**TASK**
With the pictures left out, write every entry down exactly.

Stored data
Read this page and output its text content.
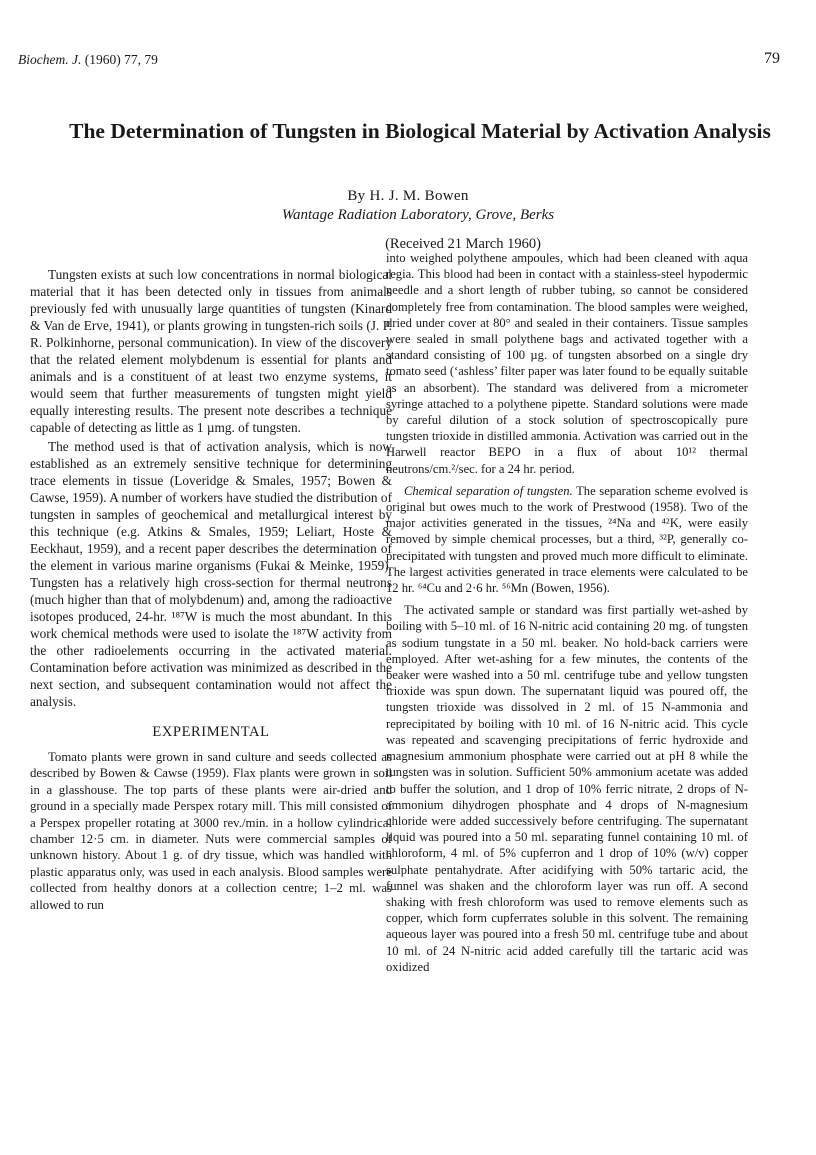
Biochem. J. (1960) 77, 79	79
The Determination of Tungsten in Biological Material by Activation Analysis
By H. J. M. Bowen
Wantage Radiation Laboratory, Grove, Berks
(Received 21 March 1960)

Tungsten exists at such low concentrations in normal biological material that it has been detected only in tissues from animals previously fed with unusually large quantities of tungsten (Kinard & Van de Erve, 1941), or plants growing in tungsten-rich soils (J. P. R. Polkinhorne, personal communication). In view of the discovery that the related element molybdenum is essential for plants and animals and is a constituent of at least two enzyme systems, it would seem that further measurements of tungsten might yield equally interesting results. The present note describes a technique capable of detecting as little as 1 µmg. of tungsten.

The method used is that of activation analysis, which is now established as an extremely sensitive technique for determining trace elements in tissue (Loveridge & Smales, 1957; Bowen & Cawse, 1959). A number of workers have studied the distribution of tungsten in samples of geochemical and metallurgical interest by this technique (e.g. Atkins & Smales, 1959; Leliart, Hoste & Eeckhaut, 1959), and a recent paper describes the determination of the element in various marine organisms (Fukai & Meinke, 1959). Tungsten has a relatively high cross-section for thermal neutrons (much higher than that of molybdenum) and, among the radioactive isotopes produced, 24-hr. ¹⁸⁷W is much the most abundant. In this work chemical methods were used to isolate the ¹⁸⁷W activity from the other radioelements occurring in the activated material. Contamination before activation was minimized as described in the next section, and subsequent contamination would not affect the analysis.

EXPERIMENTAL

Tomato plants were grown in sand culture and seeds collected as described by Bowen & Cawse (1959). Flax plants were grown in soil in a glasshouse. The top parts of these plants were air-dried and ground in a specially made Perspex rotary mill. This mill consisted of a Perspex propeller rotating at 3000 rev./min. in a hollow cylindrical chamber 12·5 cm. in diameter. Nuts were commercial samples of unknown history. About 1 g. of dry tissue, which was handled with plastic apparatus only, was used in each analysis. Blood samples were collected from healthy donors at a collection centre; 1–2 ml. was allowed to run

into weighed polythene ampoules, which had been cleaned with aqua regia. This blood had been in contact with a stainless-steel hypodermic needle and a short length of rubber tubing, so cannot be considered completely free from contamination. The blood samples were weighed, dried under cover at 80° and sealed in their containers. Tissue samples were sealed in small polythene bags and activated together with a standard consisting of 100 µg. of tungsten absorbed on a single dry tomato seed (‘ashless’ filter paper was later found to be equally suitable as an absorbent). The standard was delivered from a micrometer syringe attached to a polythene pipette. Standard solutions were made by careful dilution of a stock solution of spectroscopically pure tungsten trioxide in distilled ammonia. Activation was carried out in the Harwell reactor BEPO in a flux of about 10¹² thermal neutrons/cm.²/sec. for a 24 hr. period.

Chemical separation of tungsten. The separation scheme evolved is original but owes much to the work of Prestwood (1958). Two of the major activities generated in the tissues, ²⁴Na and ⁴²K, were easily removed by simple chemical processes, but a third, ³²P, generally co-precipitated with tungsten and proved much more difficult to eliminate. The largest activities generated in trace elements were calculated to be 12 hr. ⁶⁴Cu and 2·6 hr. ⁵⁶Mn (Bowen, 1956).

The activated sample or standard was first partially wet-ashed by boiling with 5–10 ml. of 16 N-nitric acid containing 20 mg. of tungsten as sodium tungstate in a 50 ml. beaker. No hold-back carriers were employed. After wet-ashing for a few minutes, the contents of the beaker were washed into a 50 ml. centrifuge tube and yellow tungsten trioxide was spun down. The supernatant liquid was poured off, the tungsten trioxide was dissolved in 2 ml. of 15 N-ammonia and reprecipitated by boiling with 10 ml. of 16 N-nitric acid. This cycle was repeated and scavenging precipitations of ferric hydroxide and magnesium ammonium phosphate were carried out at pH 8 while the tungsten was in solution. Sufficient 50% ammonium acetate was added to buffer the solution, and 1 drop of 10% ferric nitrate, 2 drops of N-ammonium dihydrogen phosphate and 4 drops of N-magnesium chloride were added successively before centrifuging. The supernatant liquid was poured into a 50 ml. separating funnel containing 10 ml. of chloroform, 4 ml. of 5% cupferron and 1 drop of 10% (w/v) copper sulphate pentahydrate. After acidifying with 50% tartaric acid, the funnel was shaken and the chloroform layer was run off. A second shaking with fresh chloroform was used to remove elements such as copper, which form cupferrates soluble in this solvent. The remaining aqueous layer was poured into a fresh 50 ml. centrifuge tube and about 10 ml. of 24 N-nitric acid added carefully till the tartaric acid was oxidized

**PROBLEM SOLUTION**
Read this page and output its text content.
Biochem. J. (1960) 77, 79	79
The Determination of Tungsten in Biological Material by Activation Analysis
By H. J. M. Bowen
Wantage Radiation Laboratory, Grove, Berks
(Received 21 March 1960)

Tungsten exists at such low concentrations in normal biological material that it has been detected only in tissues from animals previously fed with unusually large quantities of tungsten (Kinard & Van de Erve, 1941), or plants growing in tungsten-rich soils (J. P. R. Polkinhorne, personal communication). In view of the discovery that the related element molybdenum is essential for plants and animals and is a constituent of at least two enzyme systems, it would seem that further measurements of tungsten might yield equally interesting results. The present note describes a technique capable of detecting as little as 1 µmg. of tungsten.

The method used is that of activation analysis, which is now established as an extremely sensitive technique for determining trace elements in tissue (Loveridge & Smales, 1957; Bowen & Cawse, 1959). A number of workers have studied the distribution of tungsten in samples of geochemical and metallurgical interest by this technique (e.g. Atkins & Smales, 1959; Leliart, Hoste & Eeckhaut, 1959), and a recent paper describes the determination of the element in various marine organisms (Fukai & Meinke, 1959). Tungsten has a relatively high cross-section for thermal neutrons (much higher than that of molybdenum) and, among the radioactive isotopes produced, 24-hr. ¹⁸⁷W is much the most abundant. In this work chemical methods were used to isolate the ¹⁸⁷W activity from the other radioelements occurring in the activated material. Contamination before activation was minimized as described in the next section, and subsequent contamination would not affect the analysis.

EXPERIMENTAL

Tomato plants were grown in sand culture and seeds collected as described by Bowen & Cawse (1959). Flax plants were grown in soil in a glasshouse. The top parts of these plants were air-dried and ground in a specially made Perspex rotary mill. This mill consisted of a Perspex propeller rotating at 3000 rev./min. in a hollow cylindrical chamber 12·5 cm. in diameter. Nuts were commercial samples of unknown history. About 1 g. of dry tissue, which was handled with plastic apparatus only, was used in each analysis. Blood samples were collected from healthy donors at a collection centre; 1–2 ml. was allowed to run

into weighed polythene ampoules, which had been cleaned with aqua regia. This blood had been in contact with a stainless-steel hypodermic needle and a short length of rubber tubing, so cannot be considered completely free from contamination. The blood samples were weighed, dried under cover at 80° and sealed in their containers. Tissue samples were sealed in small polythene bags and activated together with a standard consisting of 100 µg. of tungsten absorbed on a single dry tomato seed (‘ashless’ filter paper was later found to be equally suitable as an absorbent). The standard was delivered from a micrometer syringe attached to a polythene pipette. Standard solutions were made by careful dilution of a stock solution of spectroscopically pure tungsten trioxide in distilled ammonia. Activation was carried out in the Harwell reactor BEPO in a flux of about 10¹² thermal neutrons/cm.²/sec. for a 24 hr. period.

Chemical separation of tungsten. The separation scheme evolved is original but owes much to the work of Prestwood (1958). Two of the major activities generated in the tissues, ²⁴Na and ⁴²K, were easily removed by simple chemical processes, but a third, ³²P, generally co-precipitated with tungsten and proved much more difficult to eliminate. The largest activities generated in trace elements were calculated to be 12 hr. ⁶⁴Cu and 2·6 hr. ⁵⁶Mn (Bowen, 1956).

The activated sample or standard was first partially wet-ashed by boiling with 5–10 ml. of 16 N-nitric acid containing 20 mg. of tungsten as sodium tungstate in a 50 ml. beaker. No hold-back carriers were employed. After wet-ashing for a few minutes, the contents of the beaker were washed into a 50 ml. centrifuge tube and yellow tungsten trioxide was spun down. The supernatant liquid was poured off, the tungsten trioxide was dissolved in 2 ml. of 15 N-ammonia and reprecipitated by boiling with 10 ml. of 16 N-nitric acid. This cycle was repeated and scavenging precipitations of ferric hydroxide and magnesium ammonium phosphate were carried out at pH 8 while the tungsten was in solution. Sufficient 50% ammonium acetate was added to buffer the solution, and 1 drop of 10% ferric nitrate, 2 drops of N-ammonium dihydrogen phosphate and 4 drops of N-magnesium chloride were added successively before centrifuging. The supernatant liquid was poured into a 50 ml. separating funnel containing 10 ml. of chloroform, 4 ml. of 5% cupferron and 1 drop of 10% (w/v) copper sulphate pentahydrate. After acidifying with 50% tartaric acid, the funnel was shaken and the chloroform layer was run off. A second shaking with fresh chloroform was used to remove elements such as copper, which form cupferrates soluble in this solvent. The remaining aqueous layer was poured into a fresh 50 ml. centrifuge tube and about 10 ml. of 24 N-nitric acid added carefully till the tartaric acid was oxidized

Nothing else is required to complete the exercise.